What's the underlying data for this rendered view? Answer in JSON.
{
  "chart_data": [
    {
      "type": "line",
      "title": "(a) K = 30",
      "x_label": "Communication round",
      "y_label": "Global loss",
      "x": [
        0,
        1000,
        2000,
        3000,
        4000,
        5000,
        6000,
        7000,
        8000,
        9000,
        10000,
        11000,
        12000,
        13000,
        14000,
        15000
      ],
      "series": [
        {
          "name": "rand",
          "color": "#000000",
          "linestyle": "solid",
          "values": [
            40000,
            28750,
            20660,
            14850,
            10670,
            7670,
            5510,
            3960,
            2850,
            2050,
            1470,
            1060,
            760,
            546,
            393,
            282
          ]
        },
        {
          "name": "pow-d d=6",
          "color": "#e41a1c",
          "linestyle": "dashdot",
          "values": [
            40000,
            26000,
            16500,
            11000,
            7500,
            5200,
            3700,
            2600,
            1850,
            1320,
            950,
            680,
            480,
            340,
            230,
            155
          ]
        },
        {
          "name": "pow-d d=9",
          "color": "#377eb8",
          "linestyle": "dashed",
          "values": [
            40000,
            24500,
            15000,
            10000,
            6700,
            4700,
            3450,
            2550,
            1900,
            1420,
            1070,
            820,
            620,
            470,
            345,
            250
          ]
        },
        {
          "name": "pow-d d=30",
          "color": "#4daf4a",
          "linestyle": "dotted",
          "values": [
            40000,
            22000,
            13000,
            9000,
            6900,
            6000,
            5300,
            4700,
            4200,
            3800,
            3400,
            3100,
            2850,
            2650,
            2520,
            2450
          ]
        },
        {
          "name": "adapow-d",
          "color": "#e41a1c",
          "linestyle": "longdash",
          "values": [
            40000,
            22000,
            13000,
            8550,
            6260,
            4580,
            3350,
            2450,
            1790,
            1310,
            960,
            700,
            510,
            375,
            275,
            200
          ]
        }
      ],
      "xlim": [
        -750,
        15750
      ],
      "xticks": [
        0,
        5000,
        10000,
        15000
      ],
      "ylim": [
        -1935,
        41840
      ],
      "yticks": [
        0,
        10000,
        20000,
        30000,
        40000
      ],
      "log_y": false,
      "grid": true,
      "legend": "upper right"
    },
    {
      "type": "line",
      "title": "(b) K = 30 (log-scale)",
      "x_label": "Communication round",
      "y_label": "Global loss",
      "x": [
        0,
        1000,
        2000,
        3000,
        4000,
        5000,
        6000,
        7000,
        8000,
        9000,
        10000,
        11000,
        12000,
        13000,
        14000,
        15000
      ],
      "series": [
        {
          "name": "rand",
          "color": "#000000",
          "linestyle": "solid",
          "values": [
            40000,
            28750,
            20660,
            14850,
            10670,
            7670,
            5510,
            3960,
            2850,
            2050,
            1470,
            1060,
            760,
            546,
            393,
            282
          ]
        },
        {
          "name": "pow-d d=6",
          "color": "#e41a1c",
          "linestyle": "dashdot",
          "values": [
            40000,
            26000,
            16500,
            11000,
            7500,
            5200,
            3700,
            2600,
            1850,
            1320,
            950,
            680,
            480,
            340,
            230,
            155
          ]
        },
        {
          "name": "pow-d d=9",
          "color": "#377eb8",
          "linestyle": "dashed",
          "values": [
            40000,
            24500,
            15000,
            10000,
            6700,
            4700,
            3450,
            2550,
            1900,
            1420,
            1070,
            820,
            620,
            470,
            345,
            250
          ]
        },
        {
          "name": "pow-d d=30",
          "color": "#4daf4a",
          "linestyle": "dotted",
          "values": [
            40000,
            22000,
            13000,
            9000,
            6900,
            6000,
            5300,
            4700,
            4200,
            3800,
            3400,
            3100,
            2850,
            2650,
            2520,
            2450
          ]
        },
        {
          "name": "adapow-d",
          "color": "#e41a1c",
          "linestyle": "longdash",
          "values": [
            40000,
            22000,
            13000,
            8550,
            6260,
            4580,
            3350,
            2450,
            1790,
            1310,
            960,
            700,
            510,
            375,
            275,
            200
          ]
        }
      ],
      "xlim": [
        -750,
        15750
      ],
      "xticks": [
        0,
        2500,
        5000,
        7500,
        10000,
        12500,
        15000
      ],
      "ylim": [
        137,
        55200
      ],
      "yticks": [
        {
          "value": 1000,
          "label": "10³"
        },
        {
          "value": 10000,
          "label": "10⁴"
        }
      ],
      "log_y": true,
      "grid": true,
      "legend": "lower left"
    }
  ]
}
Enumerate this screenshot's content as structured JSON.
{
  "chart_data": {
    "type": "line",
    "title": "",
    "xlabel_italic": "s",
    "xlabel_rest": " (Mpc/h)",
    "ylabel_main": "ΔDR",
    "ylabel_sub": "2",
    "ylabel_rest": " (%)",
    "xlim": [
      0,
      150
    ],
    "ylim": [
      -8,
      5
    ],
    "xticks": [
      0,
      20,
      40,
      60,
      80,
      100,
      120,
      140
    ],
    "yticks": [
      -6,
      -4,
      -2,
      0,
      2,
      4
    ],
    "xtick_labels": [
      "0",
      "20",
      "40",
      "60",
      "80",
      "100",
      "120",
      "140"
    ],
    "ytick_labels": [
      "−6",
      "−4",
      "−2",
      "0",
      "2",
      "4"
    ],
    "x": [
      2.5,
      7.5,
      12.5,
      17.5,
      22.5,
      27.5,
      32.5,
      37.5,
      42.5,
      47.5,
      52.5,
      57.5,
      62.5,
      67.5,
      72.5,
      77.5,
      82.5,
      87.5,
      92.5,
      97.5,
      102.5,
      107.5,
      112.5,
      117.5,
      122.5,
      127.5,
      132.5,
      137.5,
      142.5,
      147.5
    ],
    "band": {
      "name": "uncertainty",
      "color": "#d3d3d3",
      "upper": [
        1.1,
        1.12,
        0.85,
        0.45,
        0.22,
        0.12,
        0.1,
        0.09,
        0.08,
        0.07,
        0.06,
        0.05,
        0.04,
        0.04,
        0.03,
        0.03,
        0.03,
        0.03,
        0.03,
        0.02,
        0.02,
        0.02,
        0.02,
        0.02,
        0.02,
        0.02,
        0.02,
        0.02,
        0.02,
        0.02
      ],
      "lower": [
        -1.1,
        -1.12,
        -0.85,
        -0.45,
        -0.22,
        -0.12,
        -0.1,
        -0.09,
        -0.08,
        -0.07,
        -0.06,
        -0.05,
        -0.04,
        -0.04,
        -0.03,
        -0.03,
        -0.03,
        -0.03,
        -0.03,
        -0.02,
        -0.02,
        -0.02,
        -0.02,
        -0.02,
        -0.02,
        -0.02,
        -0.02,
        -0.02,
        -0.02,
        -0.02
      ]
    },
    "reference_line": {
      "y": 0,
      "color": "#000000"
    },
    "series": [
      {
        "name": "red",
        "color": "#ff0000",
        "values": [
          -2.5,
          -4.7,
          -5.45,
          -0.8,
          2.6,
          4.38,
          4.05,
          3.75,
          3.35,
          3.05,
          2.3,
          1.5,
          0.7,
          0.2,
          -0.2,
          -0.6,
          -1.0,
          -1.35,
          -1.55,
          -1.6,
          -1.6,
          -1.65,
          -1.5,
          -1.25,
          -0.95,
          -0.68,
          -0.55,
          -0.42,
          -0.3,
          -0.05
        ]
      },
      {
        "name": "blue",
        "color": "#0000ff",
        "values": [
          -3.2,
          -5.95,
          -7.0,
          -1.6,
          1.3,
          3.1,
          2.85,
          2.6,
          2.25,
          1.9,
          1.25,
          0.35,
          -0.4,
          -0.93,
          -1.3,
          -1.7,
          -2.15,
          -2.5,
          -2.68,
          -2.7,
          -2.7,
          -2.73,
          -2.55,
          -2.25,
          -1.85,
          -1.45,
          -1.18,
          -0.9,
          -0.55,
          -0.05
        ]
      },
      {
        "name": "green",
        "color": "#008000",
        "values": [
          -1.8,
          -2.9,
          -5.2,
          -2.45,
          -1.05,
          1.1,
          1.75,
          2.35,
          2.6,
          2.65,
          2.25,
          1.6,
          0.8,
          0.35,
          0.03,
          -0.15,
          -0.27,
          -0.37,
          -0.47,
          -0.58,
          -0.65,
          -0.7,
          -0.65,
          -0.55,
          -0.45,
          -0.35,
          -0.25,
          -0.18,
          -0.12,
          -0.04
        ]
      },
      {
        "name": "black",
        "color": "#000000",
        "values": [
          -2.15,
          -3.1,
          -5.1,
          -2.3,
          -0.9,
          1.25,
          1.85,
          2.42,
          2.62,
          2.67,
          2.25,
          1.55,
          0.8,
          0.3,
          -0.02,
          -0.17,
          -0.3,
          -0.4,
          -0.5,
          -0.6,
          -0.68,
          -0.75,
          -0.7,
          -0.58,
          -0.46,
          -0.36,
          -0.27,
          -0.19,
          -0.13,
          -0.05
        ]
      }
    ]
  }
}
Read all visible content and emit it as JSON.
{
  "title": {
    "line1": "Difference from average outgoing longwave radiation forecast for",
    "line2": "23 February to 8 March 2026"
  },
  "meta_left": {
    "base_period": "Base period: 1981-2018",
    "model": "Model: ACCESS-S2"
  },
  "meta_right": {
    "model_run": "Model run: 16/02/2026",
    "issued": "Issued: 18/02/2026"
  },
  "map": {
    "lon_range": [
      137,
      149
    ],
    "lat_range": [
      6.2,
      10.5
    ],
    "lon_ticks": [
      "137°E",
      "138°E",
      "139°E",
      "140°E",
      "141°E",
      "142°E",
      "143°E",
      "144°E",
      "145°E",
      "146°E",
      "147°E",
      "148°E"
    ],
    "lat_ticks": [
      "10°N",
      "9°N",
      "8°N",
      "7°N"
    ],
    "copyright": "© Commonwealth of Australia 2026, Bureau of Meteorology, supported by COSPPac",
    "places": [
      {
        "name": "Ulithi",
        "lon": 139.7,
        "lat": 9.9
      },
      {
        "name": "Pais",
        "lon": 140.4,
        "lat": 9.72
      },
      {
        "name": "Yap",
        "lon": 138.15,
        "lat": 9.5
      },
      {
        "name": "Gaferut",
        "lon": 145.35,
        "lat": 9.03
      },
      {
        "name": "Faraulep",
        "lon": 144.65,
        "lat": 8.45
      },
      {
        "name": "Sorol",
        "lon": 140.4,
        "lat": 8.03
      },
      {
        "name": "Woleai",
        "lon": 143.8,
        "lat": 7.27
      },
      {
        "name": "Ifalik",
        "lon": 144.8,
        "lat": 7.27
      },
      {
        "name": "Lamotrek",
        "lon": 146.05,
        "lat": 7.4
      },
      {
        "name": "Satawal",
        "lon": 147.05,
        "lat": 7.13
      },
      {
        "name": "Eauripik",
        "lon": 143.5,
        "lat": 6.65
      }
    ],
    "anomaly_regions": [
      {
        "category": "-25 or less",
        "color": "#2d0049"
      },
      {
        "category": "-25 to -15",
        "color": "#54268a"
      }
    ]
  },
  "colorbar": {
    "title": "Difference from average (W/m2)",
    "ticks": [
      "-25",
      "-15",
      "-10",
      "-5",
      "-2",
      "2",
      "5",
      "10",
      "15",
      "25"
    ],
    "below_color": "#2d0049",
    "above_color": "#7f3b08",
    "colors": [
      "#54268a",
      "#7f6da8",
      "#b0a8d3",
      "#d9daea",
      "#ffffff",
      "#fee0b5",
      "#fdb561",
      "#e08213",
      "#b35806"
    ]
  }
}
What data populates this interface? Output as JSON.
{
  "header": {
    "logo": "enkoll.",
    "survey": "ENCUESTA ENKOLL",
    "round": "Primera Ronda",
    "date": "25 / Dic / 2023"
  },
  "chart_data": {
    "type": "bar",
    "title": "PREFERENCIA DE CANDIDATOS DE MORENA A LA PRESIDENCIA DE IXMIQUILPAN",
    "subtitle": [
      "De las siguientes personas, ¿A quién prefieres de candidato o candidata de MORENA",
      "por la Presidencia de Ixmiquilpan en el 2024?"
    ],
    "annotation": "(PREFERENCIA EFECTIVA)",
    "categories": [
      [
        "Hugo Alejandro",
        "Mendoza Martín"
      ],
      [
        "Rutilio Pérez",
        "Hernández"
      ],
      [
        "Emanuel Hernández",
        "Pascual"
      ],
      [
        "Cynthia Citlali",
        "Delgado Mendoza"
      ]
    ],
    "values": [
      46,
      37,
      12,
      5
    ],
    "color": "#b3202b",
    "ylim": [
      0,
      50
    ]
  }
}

Objective: Go through the records and gather the lines that hold "JSON".

Problem solution:
What's the underlying data for this rendered view? Answer in JSON.
Enumerate this screenshot's content as structured JSON.
Read all visible content and emit it as JSON.
What data populates this interface? Output as JSON.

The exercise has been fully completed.